__EXERCISE__.
Drop the images; return everything else in the listing below exactly.

# # #

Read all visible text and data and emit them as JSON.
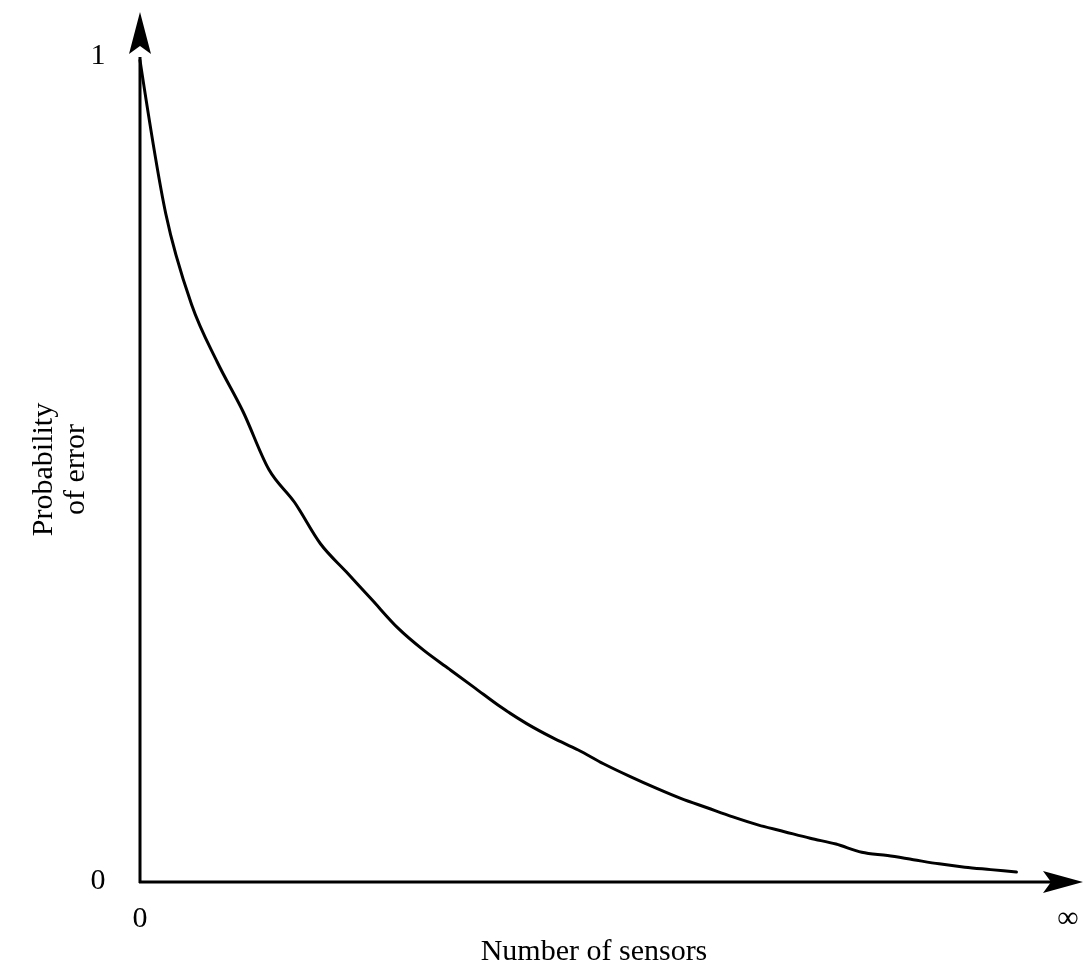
{
  "chart_data": {
    "type": "line",
    "xlabel": "Number of sensors",
    "ylabel": "Probability of error",
    "categories": [
      "0",
      null,
      null,
      null,
      null,
      null,
      null,
      null,
      null,
      null,
      null,
      null,
      null,
      null,
      null,
      null,
      null,
      null,
      null,
      null,
      null,
      null,
      null,
      null,
      null,
      null,
      null,
      null,
      null,
      null,
      null,
      null,
      null,
      null,
      null,
      null,
      "∞"
    ],
    "ylim": [
      0,
      1
    ],
    "yticks": [
      0,
      1
    ],
    "marker": "none",
    "line_style": "solid",
    "series": [
      {
        "color": "#000000",
        "values": [
          0.996,
          0.81,
          0.7,
          0.63,
          0.57,
          0.5,
          0.46,
          0.41,
          0.376,
          0.342,
          0.308,
          0.281,
          0.258,
          0.235,
          0.212,
          0.192,
          0.175,
          0.16,
          0.143,
          0.128,
          0.114,
          0.101,
          0.09,
          0.079,
          0.069,
          0.061,
          0.053,
          0.046,
          0.036,
          0.032,
          0.027,
          0.022,
          0.018,
          0.015,
          0.012,
          null,
          null
        ]
      }
    ]
  }
}
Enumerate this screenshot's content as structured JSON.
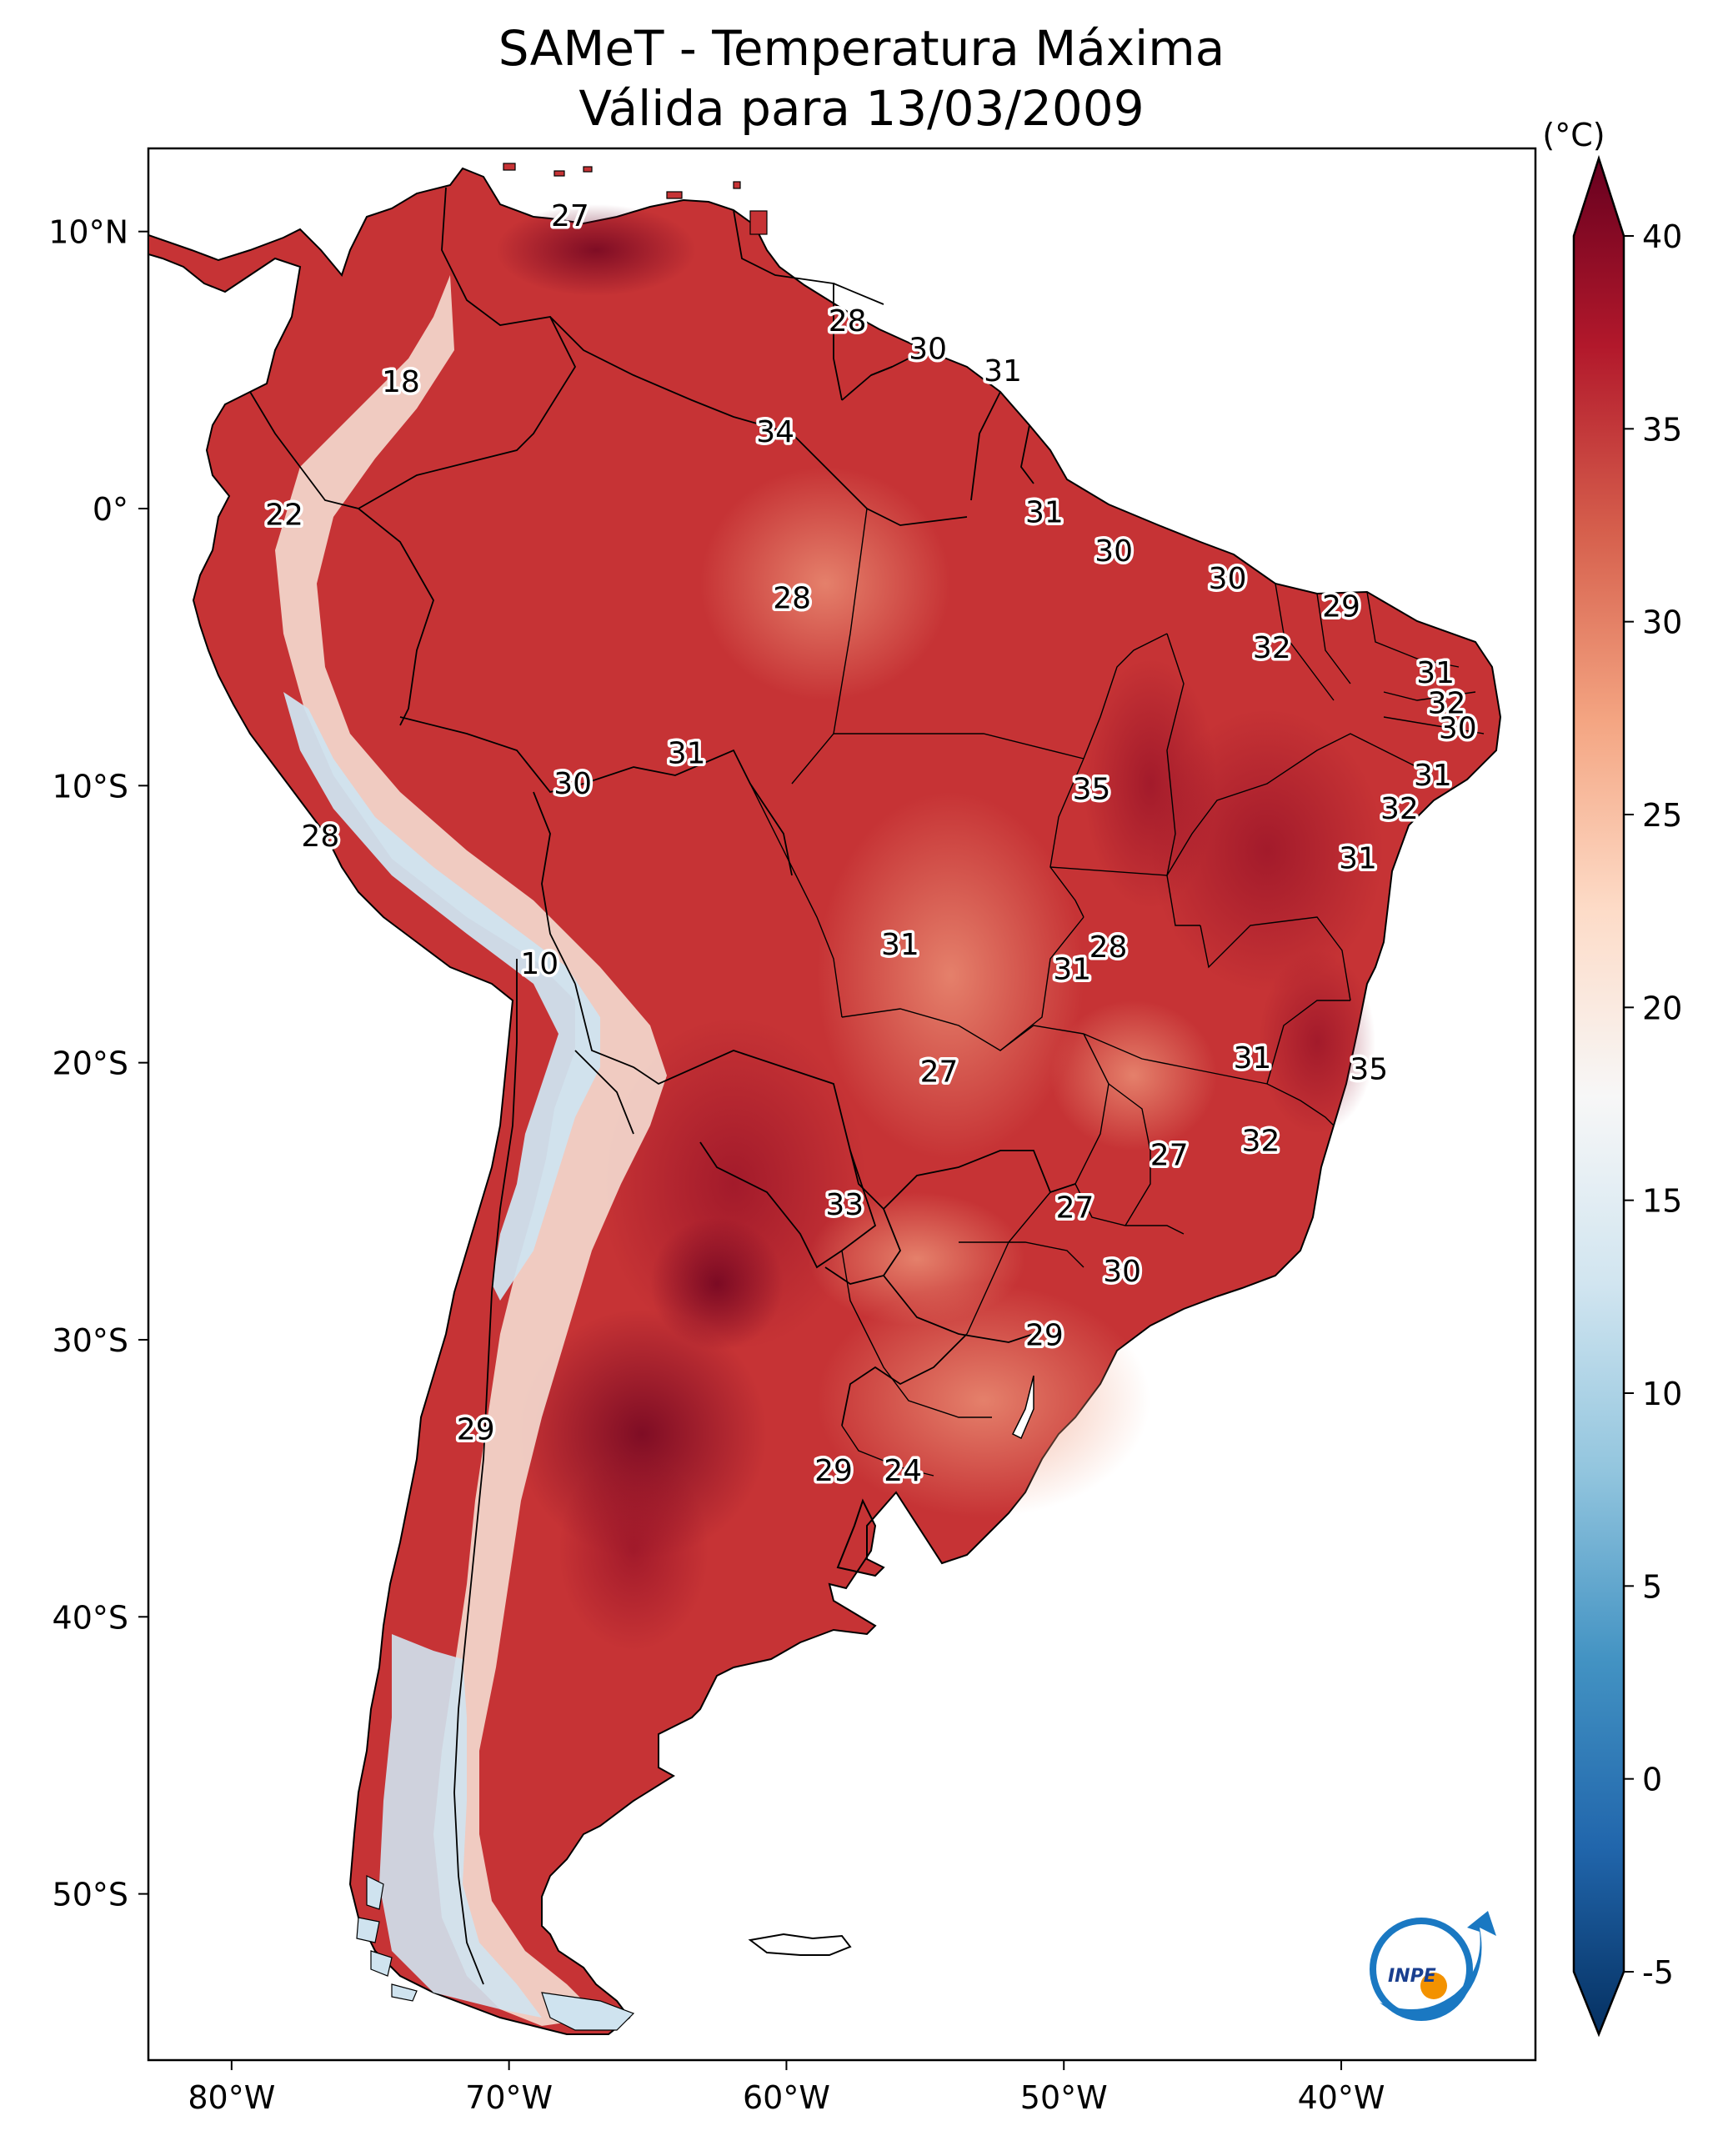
{
  "title": {
    "line1": "SAMeT - Temperatura Máxima",
    "line2": "Válida para 13/03/2009"
  },
  "map": {
    "lon_range": [
      -83,
      -33
    ],
    "lat_range": [
      -56,
      13
    ],
    "lon_ticks": [
      {
        "value": -80,
        "label": "80°W"
      },
      {
        "value": -70,
        "label": "70°W"
      },
      {
        "value": -60,
        "label": "60°W"
      },
      {
        "value": -50,
        "label": "50°W"
      },
      {
        "value": -40,
        "label": "40°W"
      }
    ],
    "lat_ticks": [
      {
        "value": 10,
        "label": "10°N"
      },
      {
        "value": 0,
        "label": "0°"
      },
      {
        "value": -10,
        "label": "10°S"
      },
      {
        "value": -20,
        "label": "20°S"
      },
      {
        "value": -30,
        "label": "30°S"
      },
      {
        "value": -40,
        "label": "40°S"
      },
      {
        "value": -50,
        "label": "50°S"
      }
    ],
    "contour_labels": [
      {
        "lon": -67.8,
        "lat": 10.6,
        "text": "27"
      },
      {
        "lon": -57.8,
        "lat": 6.8,
        "text": "28"
      },
      {
        "lon": -54.9,
        "lat": 5.8,
        "text": "30"
      },
      {
        "lon": -52.2,
        "lat": 5.0,
        "text": "31"
      },
      {
        "lon": -73.9,
        "lat": 4.6,
        "text": "18"
      },
      {
        "lon": -60.4,
        "lat": 2.8,
        "text": "34"
      },
      {
        "lon": -78.1,
        "lat": -0.2,
        "text": "22"
      },
      {
        "lon": -50.7,
        "lat": -0.1,
        "text": "31"
      },
      {
        "lon": -48.2,
        "lat": -1.5,
        "text": "30"
      },
      {
        "lon": -44.1,
        "lat": -2.5,
        "text": "30"
      },
      {
        "lon": -59.8,
        "lat": -3.2,
        "text": "28"
      },
      {
        "lon": -40.0,
        "lat": -3.5,
        "text": "29"
      },
      {
        "lon": -42.5,
        "lat": -5.0,
        "text": "32"
      },
      {
        "lon": -36.6,
        "lat": -5.9,
        "text": "31"
      },
      {
        "lon": -36.2,
        "lat": -7.0,
        "text": "32"
      },
      {
        "lon": -35.8,
        "lat": -7.9,
        "text": "30"
      },
      {
        "lon": -63.6,
        "lat": -8.8,
        "text": "31"
      },
      {
        "lon": -67.7,
        "lat": -9.9,
        "text": "30"
      },
      {
        "lon": -36.7,
        "lat": -9.6,
        "text": "31"
      },
      {
        "lon": -49.0,
        "lat": -10.1,
        "text": "35"
      },
      {
        "lon": -37.9,
        "lat": -10.8,
        "text": "32"
      },
      {
        "lon": -76.8,
        "lat": -11.8,
        "text": "28"
      },
      {
        "lon": -39.4,
        "lat": -12.6,
        "text": "31"
      },
      {
        "lon": -48.4,
        "lat": -15.8,
        "text": "28"
      },
      {
        "lon": -55.9,
        "lat": -15.7,
        "text": "31"
      },
      {
        "lon": -49.7,
        "lat": -16.6,
        "text": "31"
      },
      {
        "lon": -68.9,
        "lat": -16.4,
        "text": "10"
      },
      {
        "lon": -43.2,
        "lat": -19.8,
        "text": "31"
      },
      {
        "lon": -54.5,
        "lat": -20.3,
        "text": "27"
      },
      {
        "lon": -39.0,
        "lat": -20.2,
        "text": "35"
      },
      {
        "lon": -42.9,
        "lat": -22.8,
        "text": "32"
      },
      {
        "lon": -46.2,
        "lat": -23.3,
        "text": "27"
      },
      {
        "lon": -57.9,
        "lat": -25.1,
        "text": "33"
      },
      {
        "lon": -49.6,
        "lat": -25.2,
        "text": "27"
      },
      {
        "lon": -47.9,
        "lat": -27.5,
        "text": "30"
      },
      {
        "lon": -50.7,
        "lat": -29.8,
        "text": "29"
      },
      {
        "lon": -71.2,
        "lat": -33.2,
        "text": "29"
      },
      {
        "lon": -58.3,
        "lat": -34.7,
        "text": "29"
      },
      {
        "lon": -55.8,
        "lat": -34.7,
        "text": "24"
      }
    ]
  },
  "colorbar": {
    "unit": "(°C)",
    "range": [
      -5,
      40
    ],
    "ticks": [
      {
        "value": 40,
        "label": "40"
      },
      {
        "value": 35,
        "label": "35"
      },
      {
        "value": 30,
        "label": "30"
      },
      {
        "value": 25,
        "label": "25"
      },
      {
        "value": 20,
        "label": "20"
      },
      {
        "value": 15,
        "label": "15"
      },
      {
        "value": 10,
        "label": "10"
      },
      {
        "value": 5,
        "label": "5"
      },
      {
        "value": 0,
        "label": "0"
      },
      {
        "value": -5,
        "label": "-5"
      }
    ],
    "colors": [
      "#053061",
      "#2166ac",
      "#4393c3",
      "#92c5de",
      "#d1e5f0",
      "#f7f7f7",
      "#fddbc7",
      "#f4a582",
      "#d6604d",
      "#b2182b",
      "#67001f"
    ]
  },
  "logo": {
    "text": "INPE",
    "ring_color": "#1a78c2",
    "dot_color": "#f39200"
  }
}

# # #

__RESULT__.
Read all visible text and data and emit them as JSON.
{
  "chart_data": {
    "type": "line",
    "xlabel": "Number of sensors",
    "ylabel": "Probability of error",
    "categories": [
      "0",
      null,
      null,
      null,
      null,
      null,
      null,
      null,
      null,
      null,
      null,
      null,
      null,
      null,
      null,
      null,
      null,
      null,
      null,
      null,
      null,
      null,
      null,
      null,
      null,
      null,
      null,
      null,
      null,
      null,
      null,
      null,
      null,
      null,
      null,
      null,
      "∞"
    ],
    "ylim": [
      0,
      1
    ],
    "yticks": [
      0,
      1
    ],
    "marker": "none",
    "line_style": "solid",
    "series": [
      {
        "color": "#000000",
        "values": [
          0.996,
          0.81,
          0.7,
          0.63,
          0.57,
          0.5,
          0.46,
          0.41,
          0.376,
          0.342,
          0.308,
          0.281,
          0.258,
          0.235,
          0.212,
          0.192,
          0.175,
          0.16,
          0.143,
          0.128,
          0.114,
          0.101,
          0.09,
          0.079,
          0.069,
          0.061,
          0.053,
          0.046,
          0.036,
          0.032,
          0.027,
          0.022,
          0.018,
          0.015,
          0.012,
          null,
          null
        ]
      }
    ]
  }
}
Enumerate this screenshot's content as structured JSON.
{
  "title": {
    "line1": "SAMeT - Temperatura Máxima",
    "line2": "Válida para 13/03/2009"
  },
  "map": {
    "lon_range": [
      -83,
      -33
    ],
    "lat_range": [
      -56,
      13
    ],
    "lon_ticks": [
      {
        "value": -80,
        "label": "80°W"
      },
      {
        "value": -70,
        "label": "70°W"
      },
      {
        "value": -60,
        "label": "60°W"
      },
      {
        "value": -50,
        "label": "50°W"
      },
      {
        "value": -40,
        "label": "40°W"
      }
    ],
    "lat_ticks": [
      {
        "value": 10,
        "label": "10°N"
      },
      {
        "value": 0,
        "label": "0°"
      },
      {
        "value": -10,
        "label": "10°S"
      },
      {
        "value": -20,
        "label": "20°S"
      },
      {
        "value": -30,
        "label": "30°S"
      },
      {
        "value": -40,
        "label": "40°S"
      },
      {
        "value": -50,
        "label": "50°S"
      }
    ],
    "contour_labels": [
      {
        "lon": -67.8,
        "lat": 10.6,
        "text": "27"
      },
      {
        "lon": -57.8,
        "lat": 6.8,
        "text": "28"
      },
      {
        "lon": -54.9,
        "lat": 5.8,
        "text": "30"
      },
      {
        "lon": -52.2,
        "lat": 5.0,
        "text": "31"
      },
      {
        "lon": -73.9,
        "lat": 4.6,
        "text": "18"
      },
      {
        "lon": -60.4,
        "lat": 2.8,
        "text": "34"
      },
      {
        "lon": -78.1,
        "lat": -0.2,
        "text": "22"
      },
      {
        "lon": -50.7,
        "lat": -0.1,
        "text": "31"
      },
      {
        "lon": -48.2,
        "lat": -1.5,
        "text": "30"
      },
      {
        "lon": -44.1,
        "lat": -2.5,
        "text": "30"
      },
      {
        "lon": -59.8,
        "lat": -3.2,
        "text": "28"
      },
      {
        "lon": -40.0,
        "lat": -3.5,
        "text": "29"
      },
      {
        "lon": -42.5,
        "lat": -5.0,
        "text": "32"
      },
      {
        "lon": -36.6,
        "lat": -5.9,
        "text": "31"
      },
      {
        "lon": -36.2,
        "lat": -7.0,
        "text": "32"
      },
      {
        "lon": -35.8,
        "lat": -7.9,
        "text": "30"
      },
      {
        "lon": -63.6,
        "lat": -8.8,
        "text": "31"
      },
      {
        "lon": -67.7,
        "lat": -9.9,
        "text": "30"
      },
      {
        "lon": -36.7,
        "lat": -9.6,
        "text": "31"
      },
      {
        "lon": -49.0,
        "lat": -10.1,
        "text": "35"
      },
      {
        "lon": -37.9,
        "lat": -10.8,
        "text": "32"
      },
      {
        "lon": -76.8,
        "lat": -11.8,
        "text": "28"
      },
      {
        "lon": -39.4,
        "lat": -12.6,
        "text": "31"
      },
      {
        "lon": -48.4,
        "lat": -15.8,
        "text": "28"
      },
      {
        "lon": -55.9,
        "lat": -15.7,
        "text": "31"
      },
      {
        "lon": -49.7,
        "lat": -16.6,
        "text": "31"
      },
      {
        "lon": -68.9,
        "lat": -16.4,
        "text": "10"
      },
      {
        "lon": -43.2,
        "lat": -19.8,
        "text": "31"
      },
      {
        "lon": -54.5,
        "lat": -20.3,
        "text": "27"
      },
      {
        "lon": -39.0,
        "lat": -20.2,
        "text": "35"
      },
      {
        "lon": -42.9,
        "lat": -22.8,
        "text": "32"
      },
      {
        "lon": -46.2,
        "lat": -23.3,
        "text": "27"
      },
      {
        "lon": -57.9,
        "lat": -25.1,
        "text": "33"
      },
      {
        "lon": -49.6,
        "lat": -25.2,
        "text": "27"
      },
      {
        "lon": -47.9,
        "lat": -27.5,
        "text": "30"
      },
      {
        "lon": -50.7,
        "lat": -29.8,
        "text": "29"
      },
      {
        "lon": -71.2,
        "lat": -33.2,
        "text": "29"
      },
      {
        "lon": -58.3,
        "lat": -34.7,
        "text": "29"
      },
      {
        "lon": -55.8,
        "lat": -34.7,
        "text": "24"
      }
    ]
  },
  "colorbar": {
    "unit": "(°C)",
    "range": [
      -5,
      40
    ],
    "ticks": [
      {
        "value": 40,
        "label": "40"
      },
      {
        "value": 35,
        "label": "35"
      },
      {
        "value": 30,
        "label": "30"
      },
      {
        "value": 25,
        "label": "25"
      },
      {
        "value": 20,
        "label": "20"
      },
      {
        "value": 15,
        "label": "15"
      },
      {
        "value": 10,
        "label": "10"
      },
      {
        "value": 5,
        "label": "5"
      },
      {
        "value": 0,
        "label": "0"
      },
      {
        "value": -5,
        "label": "-5"
      }
    ],
    "colors": [
      "#053061",
      "#2166ac",
      "#4393c3",
      "#92c5de",
      "#d1e5f0",
      "#f7f7f7",
      "#fddbc7",
      "#f4a582",
      "#d6604d",
      "#b2182b",
      "#67001f"
    ]
  },
  "logo": {
    "text": "INPE",
    "ring_color": "#1a78c2",
    "dot_color": "#f39200"
  }
}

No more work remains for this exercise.